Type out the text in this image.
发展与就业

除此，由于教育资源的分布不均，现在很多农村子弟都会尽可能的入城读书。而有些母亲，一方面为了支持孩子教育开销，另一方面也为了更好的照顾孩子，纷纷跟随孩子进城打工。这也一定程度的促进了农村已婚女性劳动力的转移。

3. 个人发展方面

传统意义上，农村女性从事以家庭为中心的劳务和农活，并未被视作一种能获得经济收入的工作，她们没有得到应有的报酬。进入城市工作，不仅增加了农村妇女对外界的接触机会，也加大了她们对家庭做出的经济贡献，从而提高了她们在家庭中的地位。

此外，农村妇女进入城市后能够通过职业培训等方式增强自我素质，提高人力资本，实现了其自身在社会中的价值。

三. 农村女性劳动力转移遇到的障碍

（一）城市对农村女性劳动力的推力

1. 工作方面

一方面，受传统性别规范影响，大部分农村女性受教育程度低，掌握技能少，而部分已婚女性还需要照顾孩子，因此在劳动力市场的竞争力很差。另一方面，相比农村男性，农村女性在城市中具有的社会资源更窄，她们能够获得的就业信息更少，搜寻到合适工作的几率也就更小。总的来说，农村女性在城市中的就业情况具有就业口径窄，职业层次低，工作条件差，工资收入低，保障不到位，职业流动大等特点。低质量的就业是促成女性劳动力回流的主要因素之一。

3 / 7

§ **Job**
Extract all the entries word for word.

§ **Task response**
Type out the text in this image.
发展与就业

除此，由于教育资源的分布不均，现在很多农村子弟都会尽可能的入城读书。而有些母亲，一方面为了支持孩子教育开销，另一方面也为了更好的照顾孩子，纷纷跟随孩子进城打工。这也一定程度的促进了农村已婚女性劳动力的转移。

3. 个人发展方面

传统意义上，农村女性从事以家庭为中心的劳务和农活，并未被视作一种能获得经济收入的工作，她们没有得到应有的报酬。进入城市工作，不仅增加了农村妇女对外界的接触机会，也加大了她们对家庭做出的经济贡献，从而提高了她们在家庭中的地位。

此外，农村妇女进入城市后能够通过职业培训等方式增强自我素质，提高人力资本，实现了其自身在社会中的价值。

三. 农村女性劳动力转移遇到的障碍

（一）城市对农村女性劳动力的推力

1. 工作方面

一方面，受传统性别规范影响，大部分农村女性受教育程度低，掌握技能少，而部分已婚女性还需要照顾孩子，因此在劳动力市场的竞争力很差。另一方面，相比农村男性，农村女性在城市中具有的社会资源更窄，她们能够获得的就业信息更少，搜寻到合适工作的几率也就更小。总的来说，农村女性在城市中的就业情况具有就业口径窄，职业层次低，工作条件差，工资收入低，保障不到位，职业流动大等特点。低质量的就业是促成女性劳动力回流的主要因素之一。

3 / 7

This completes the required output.